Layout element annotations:
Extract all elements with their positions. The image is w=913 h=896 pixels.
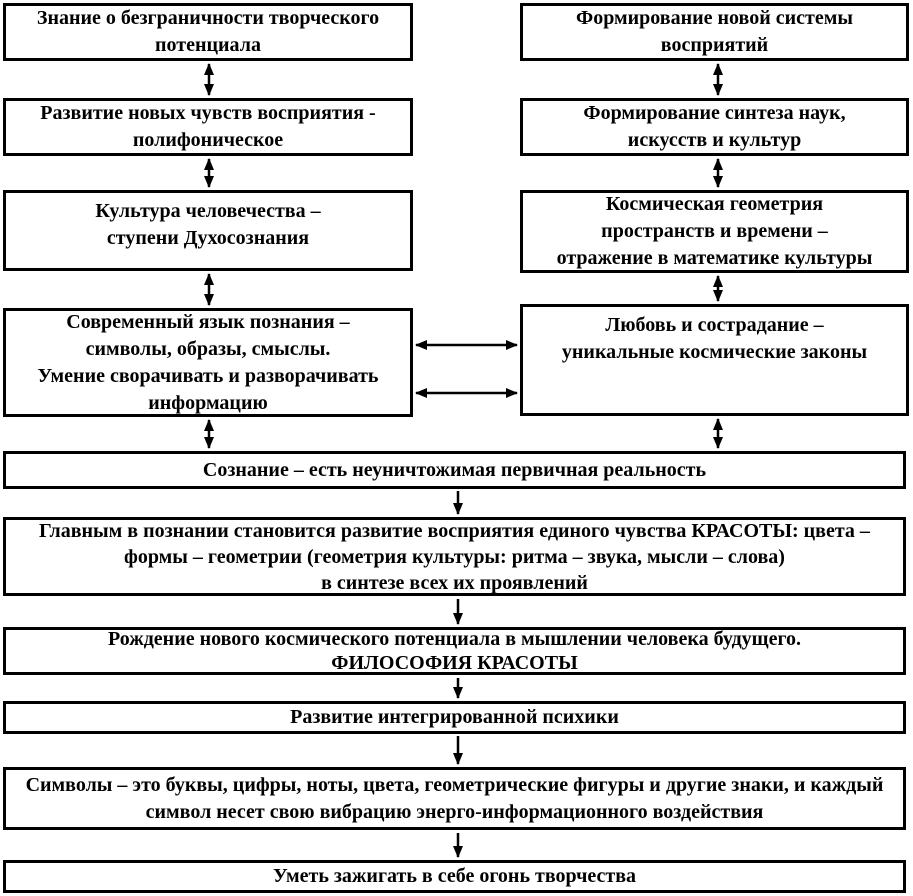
box-symbols-vibration: Символы – это буквы, цифры, ноты, цвета,… xyxy=(3,767,906,830)
box-new-perception-senses: Развитие новых чувств восприятия - полиф… xyxy=(3,98,413,156)
box-philosophy-of-beauty: Рождение нового космического потенциала … xyxy=(3,627,906,675)
box-modern-language-of-cognition: Современный язык познания – символы, обр… xyxy=(3,308,413,417)
box-cosmic-geometry: Космическая геометрия пространств и врем… xyxy=(520,190,909,273)
box-ignite-creative-fire: Уметь зажигать в себе огонь творчества xyxy=(3,860,906,893)
box-integrated-psyche: Развитие интегрированной психики xyxy=(3,701,906,734)
box-culture-of-humanity: Культура человечества – ступени Духосозн… xyxy=(3,190,413,271)
box-consciousness-reality: Сознание – есть неуничтожимая первичная … xyxy=(3,451,906,489)
box-synthesis-of-sciences: Формирование синтеза наук, искусств и ку… xyxy=(520,98,909,156)
box-love-and-compassion: Любовь и сострадание – уникальные космич… xyxy=(520,304,909,416)
box-new-perception-system: Формирование новой системы восприятий xyxy=(520,3,909,61)
box-unlimited-creative-potential: Знание о безграничности творческого поте… xyxy=(3,3,413,61)
box-beauty-perception: Главным в познании становится развитие в… xyxy=(3,517,906,596)
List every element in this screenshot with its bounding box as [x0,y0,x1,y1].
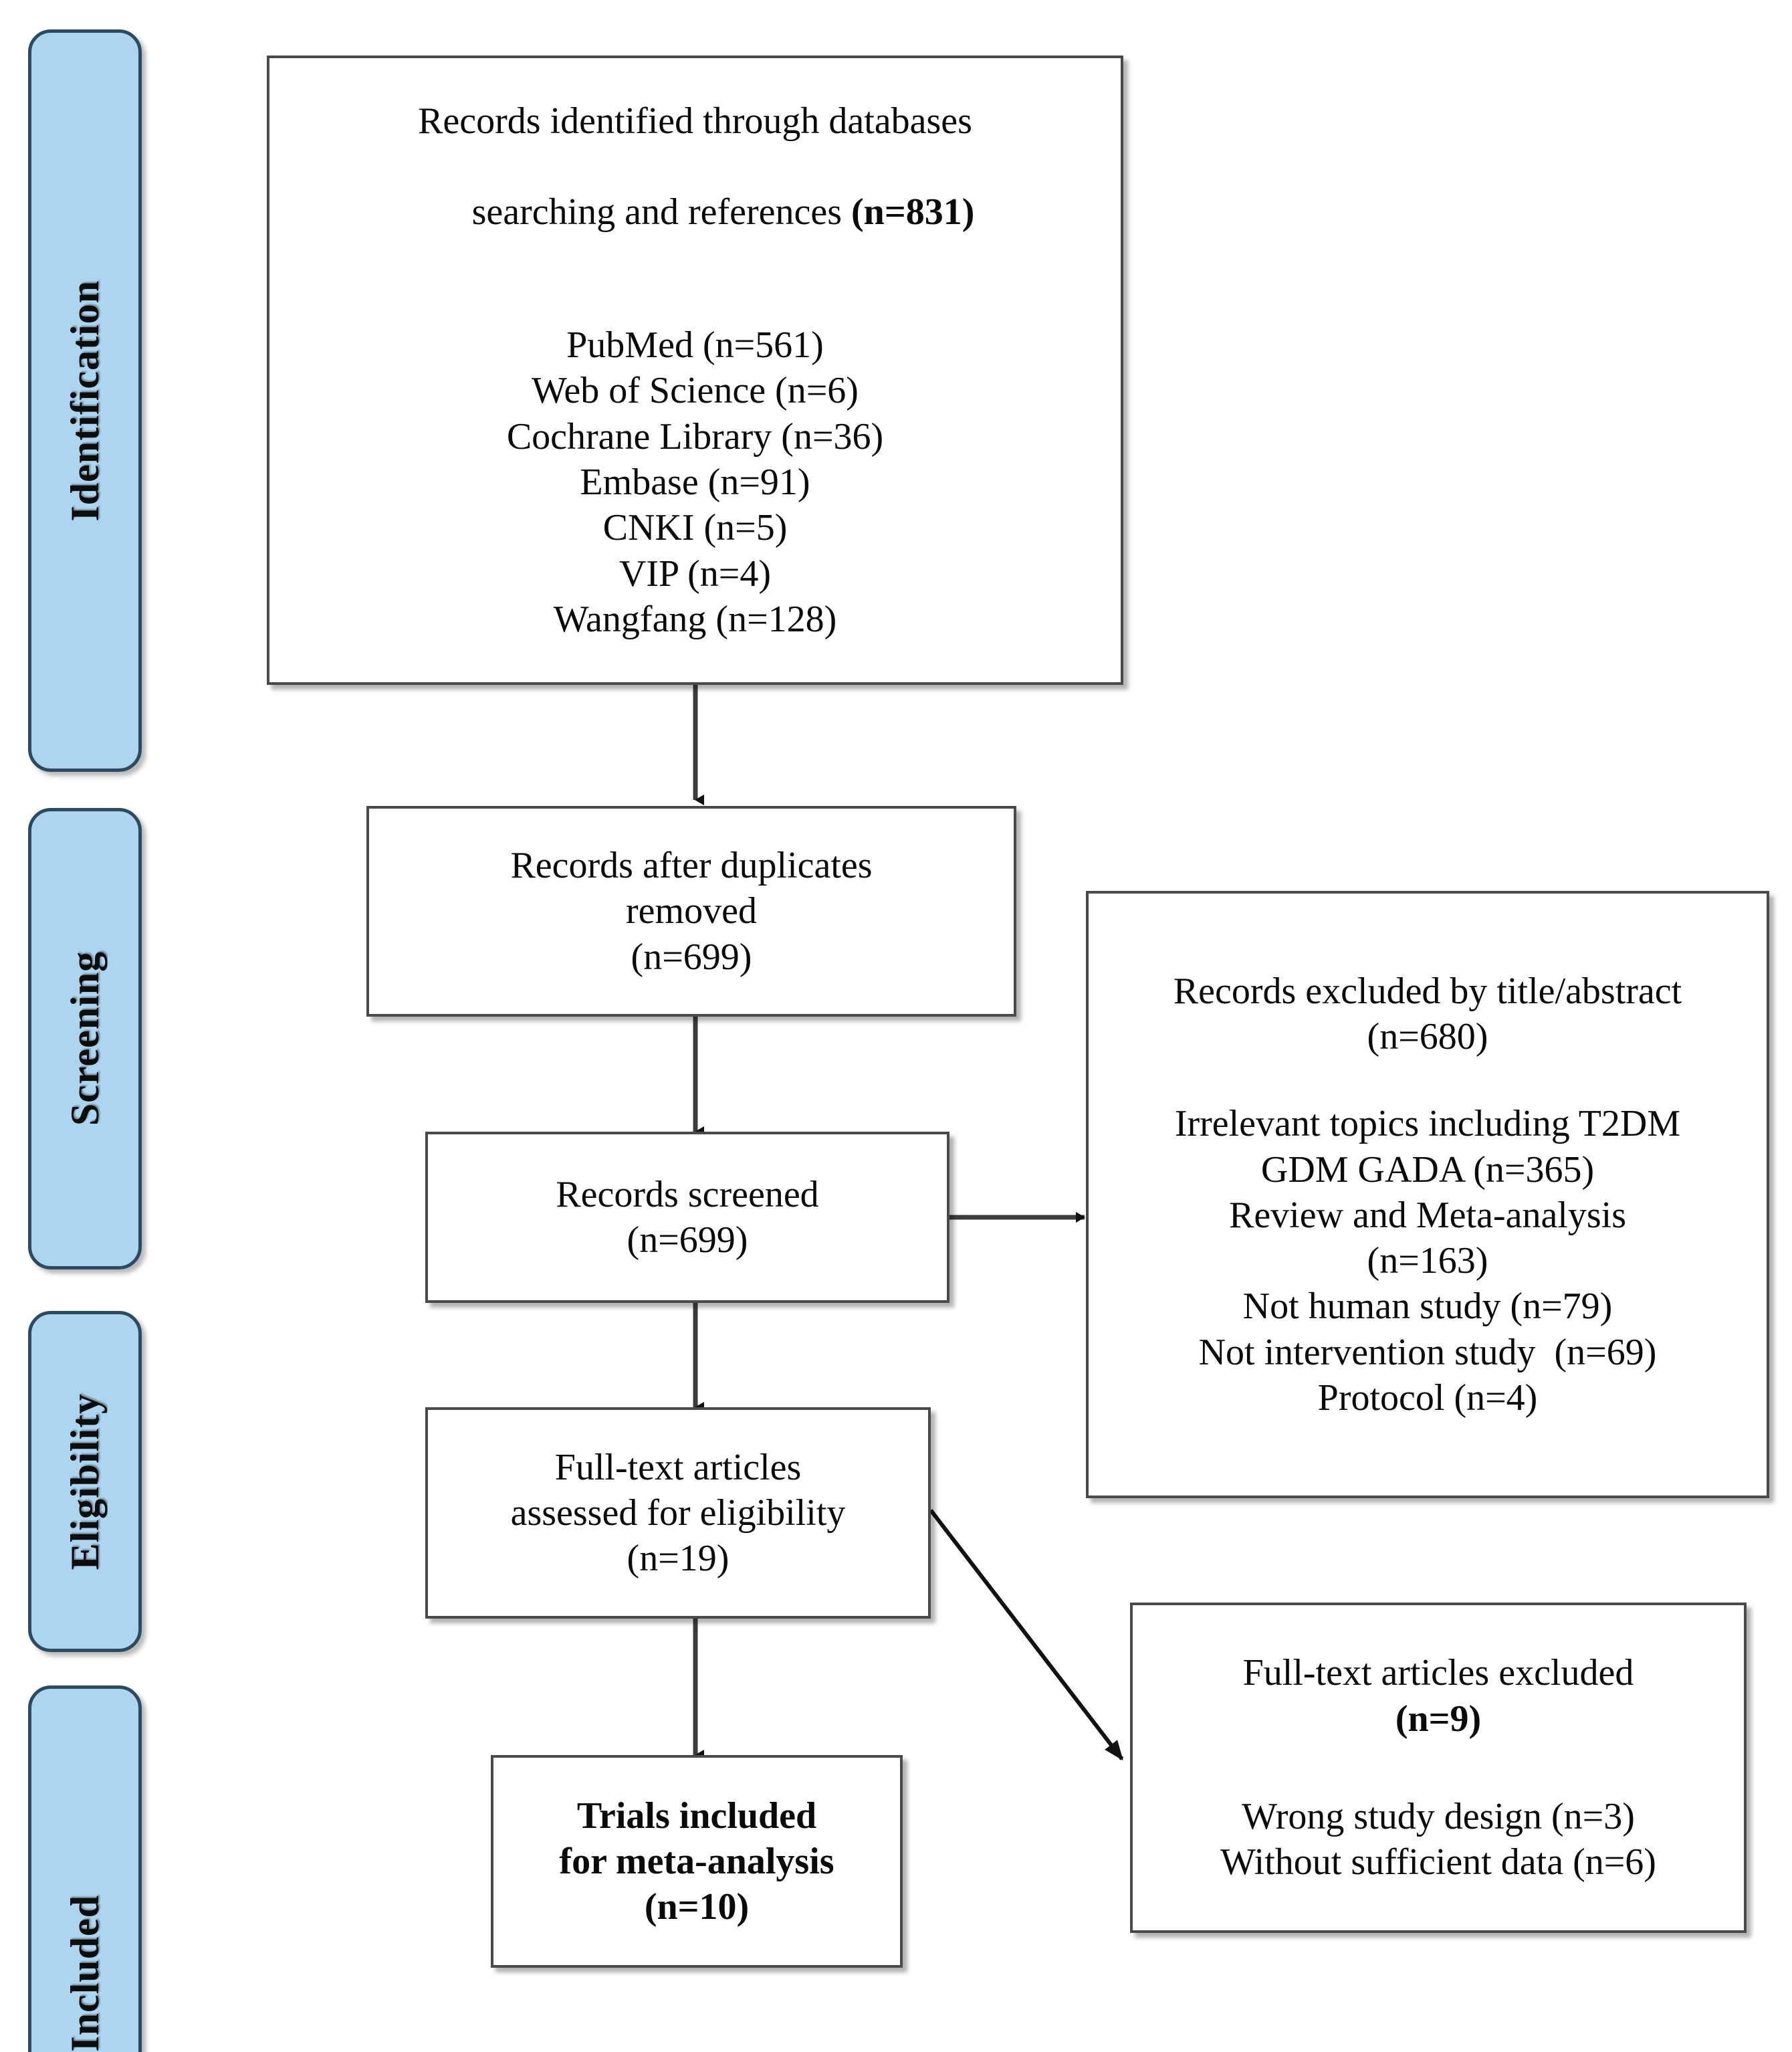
exclusion-reason-protocol: Protocol (n=4) [1317,1377,1538,1419]
exclusion-reason-review-meta-count: (n=163) [1367,1240,1488,1282]
trials-included-count: (n=10) [644,1886,750,1928]
stage-tab-eligibility: Eligibility [28,1311,142,1652]
stage-tab-included: Included [28,1685,142,2052]
box-trials-included: Trials included for meta-analysis (n=10) [491,1755,903,1968]
box-records-screened: Records screened (n=699) [425,1132,949,1303]
stage-tab-identification-label: Identification [62,280,107,522]
source-wangfang: Wangfang (n=128) [553,598,837,640]
exclusion-reason-not-intervention-study: Not intervention study (n=69) [1198,1331,1657,1373]
duplicates-removed-line1: Records after duplicates [510,845,873,887]
records-identified-total-count: (n=831) [851,191,975,233]
records-screened-line1: Records screened [556,1173,819,1215]
records-excluded-line1: Records excluded by title/abstract [1173,970,1682,1012]
stage-tab-screening-label: Screening [62,951,107,1126]
source-web-of-science: Web of Science (n=6) [532,370,859,412]
duplicates-removed-count: (n=699) [631,936,752,978]
source-pubmed: PubMed (n=561) [566,324,824,367]
trials-included-line1: Trials included [576,1794,817,1837]
exclusion-reason-irrelevant-topics-line2: GDM GADA (n=365) [1260,1148,1595,1191]
box-fulltext-excluded: Full-text articles excluded (n=9) Wrong … [1130,1603,1747,1933]
exclusion-reason-irrelevant-topics-line1: Irrelevant topics including T2DM [1174,1103,1681,1145]
exclusion-reason-review-meta: Review and Meta-analysis [1228,1194,1627,1236]
source-embase: Embase (n=91) [580,461,810,503]
fulltext-assessed-count: (n=19) [627,1538,730,1580]
records-identified-title-line2-text: searching and references [471,191,852,233]
fulltext-exclusion-reason-wrong-design: Wrong study design (n=3) [1242,1796,1635,1837]
fulltext-exclusion-reason-insufficient-data: Without sufficient data (n=6) [1220,1841,1656,1883]
stage-tab-eligibility-label: Eligibility [62,1393,107,1570]
stage-tab-identification: Identification [28,29,142,772]
box-records-after-duplicates: Records after duplicates removed (n=699) [366,806,1016,1017]
records-excluded-count: (n=680) [1367,1015,1488,1057]
stage-tab-screening: Screening [28,808,142,1269]
records-identified-title-line2: searching and references (n=831) [416,144,975,281]
source-cochrane-library: Cochrane Library (n=36) [506,415,884,457]
source-vip: VIP (n=4) [619,552,772,595]
fulltext-assessed-line1: Full-text articles [554,1446,802,1488]
records-screened-count: (n=699) [627,1219,748,1261]
records-identified-title-line1: Records identified through databases [418,100,972,142]
fulltext-excluded-line1: Full-text articles excluded [1242,1652,1634,1694]
fulltext-excluded-count: (n=9) [1395,1698,1482,1740]
connector-fulltext-to-excluded [929,1509,1124,1761]
stage-tab-included-label: Included [62,1894,107,2052]
duplicates-removed-line2: removed [626,890,757,932]
box-records-excluded: Records excluded by title/abstract (n=68… [1086,891,1769,1498]
box-records-identified: Records identified through databases sea… [267,56,1123,685]
source-cnki: CNKI (n=5) [602,507,788,549]
exclusion-reason-not-human-study: Not human study (n=79) [1242,1286,1613,1328]
box-fulltext-assessed: Full-text articles assessed for eligibil… [425,1407,931,1619]
fulltext-assessed-line2: assessed for eligibility [510,1492,846,1534]
trials-included-line2: for meta-analysis [559,1840,834,1882]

__Task description__. Copy out every line of the data above word for word, leaving out the pictures.

__Response__.
Extract all elements with their positions. The image is w=913 h=896 pixels.
box-symbols-vibration: Символы – это буквы, цифры, ноты, цвета,… xyxy=(3,767,906,830)
box-new-perception-senses: Развитие новых чувств восприятия - полиф… xyxy=(3,98,413,156)
box-philosophy-of-beauty: Рождение нового космического потенциала … xyxy=(3,627,906,675)
box-modern-language-of-cognition: Современный язык познания – символы, обр… xyxy=(3,308,413,417)
box-cosmic-geometry: Космическая геометрия пространств и врем… xyxy=(520,190,909,273)
box-ignite-creative-fire: Уметь зажигать в себе огонь творчества xyxy=(3,860,906,893)
box-integrated-psyche: Развитие интегрированной психики xyxy=(3,701,906,734)
box-culture-of-humanity: Культура человечества – ступени Духосозн… xyxy=(3,190,413,271)
box-consciousness-reality: Сознание – есть неуничтожимая первичная … xyxy=(3,451,906,489)
box-synthesis-of-sciences: Формирование синтеза наук, искусств и ку… xyxy=(520,98,909,156)
box-love-and-compassion: Любовь и сострадание – уникальные космич… xyxy=(520,304,909,416)
box-new-perception-system: Формирование новой системы восприятий xyxy=(520,3,909,61)
box-unlimited-creative-potential: Знание о безграничности творческого поте… xyxy=(3,3,413,61)
box-beauty-perception: Главным в познании становится развитие в… xyxy=(3,517,906,596)
List every element in this screenshot with its bounding box as [x0,y0,x1,y1].
exclusion-reason-protocol: Protocol (n=4) [1317,1377,1538,1419]
exclusion-reason-review-meta-count: (n=163) [1367,1240,1488,1282]
trials-included-count: (n=10) [644,1886,750,1928]
stage-tab-eligibility: Eligibility [28,1311,142,1652]
stage-tab-included: Included [28,1685,142,2052]
box-trials-included: Trials included for meta-analysis (n=10) [491,1755,903,1968]
box-records-screened: Records screened (n=699) [425,1132,949,1303]
stage-tab-identification-label: Identification [62,280,107,522]
source-wangfang: Wangfang (n=128) [553,598,837,640]
exclusion-reason-not-intervention-study: Not intervention study (n=69) [1198,1331,1657,1373]
duplicates-removed-line1: Records after duplicates [510,845,873,887]
records-identified-total-count: (n=831) [851,191,975,233]
records-screened-line1: Records screened [556,1173,819,1215]
records-excluded-line1: Records excluded by title/abstract [1173,970,1682,1012]
stage-tab-screening-label: Screening [62,951,107,1126]
source-web-of-science: Web of Science (n=6) [532,370,859,412]
duplicates-removed-count: (n=699) [631,936,752,978]
source-pubmed: PubMed (n=561) [566,324,824,367]
trials-included-line1: Trials included [576,1794,817,1837]
exclusion-reason-irrelevant-topics-line2: GDM GADA (n=365) [1260,1148,1595,1191]
box-fulltext-excluded: Full-text articles excluded (n=9) Wrong … [1130,1603,1747,1933]
exclusion-reason-irrelevant-topics-line1: Irrelevant topics including T2DM [1174,1103,1681,1145]
exclusion-reason-review-meta: Review and Meta-analysis [1228,1194,1627,1236]
source-embase: Embase (n=91) [580,461,810,503]
fulltext-assessed-count: (n=19) [627,1538,730,1580]
records-identified-title-line2-text: searching and references [471,191,852,233]
fulltext-exclusion-reason-wrong-design: Wrong study design (n=3) [1242,1796,1635,1837]
fulltext-exclusion-reason-insufficient-data: Without sufficient data (n=6) [1220,1841,1656,1883]
stage-tab-eligibility-label: Eligibility [62,1393,107,1570]
stage-tab-identification: Identification [28,29,142,772]
box-records-after-duplicates: Records after duplicates removed (n=699) [366,806,1016,1017]
records-excluded-count: (n=680) [1367,1015,1488,1057]
stage-tab-screening: Screening [28,808,142,1269]
records-identified-title-line2: searching and references (n=831) [416,144,975,281]
source-cochrane-library: Cochrane Library (n=36) [506,415,884,457]
source-vip: VIP (n=4) [619,552,772,595]
fulltext-assessed-line1: Full-text articles [554,1446,802,1488]
records-screened-count: (n=699) [627,1219,748,1261]
records-identified-title-line1: Records identified through databases [418,100,972,142]
fulltext-excluded-line1: Full-text articles excluded [1242,1652,1634,1694]
fulltext-excluded-count: (n=9) [1395,1698,1482,1740]
connector-fulltext-to-excluded [929,1509,1124,1761]
stage-tab-included-label: Included [62,1894,107,2052]
duplicates-removed-line2: removed [626,890,757,932]
box-records-excluded: Records excluded by title/abstract (n=68… [1086,891,1769,1498]
box-records-identified: Records identified through databases sea… [267,56,1123,685]
source-cnki: CNKI (n=5) [602,507,788,549]
exclusion-reason-not-human-study: Not human study (n=79) [1242,1286,1613,1328]
box-fulltext-assessed: Full-text articles assessed for eligibil… [425,1407,931,1619]
fulltext-assessed-line2: assessed for eligibility [510,1492,846,1534]
trials-included-line2: for meta-analysis [559,1840,834,1882]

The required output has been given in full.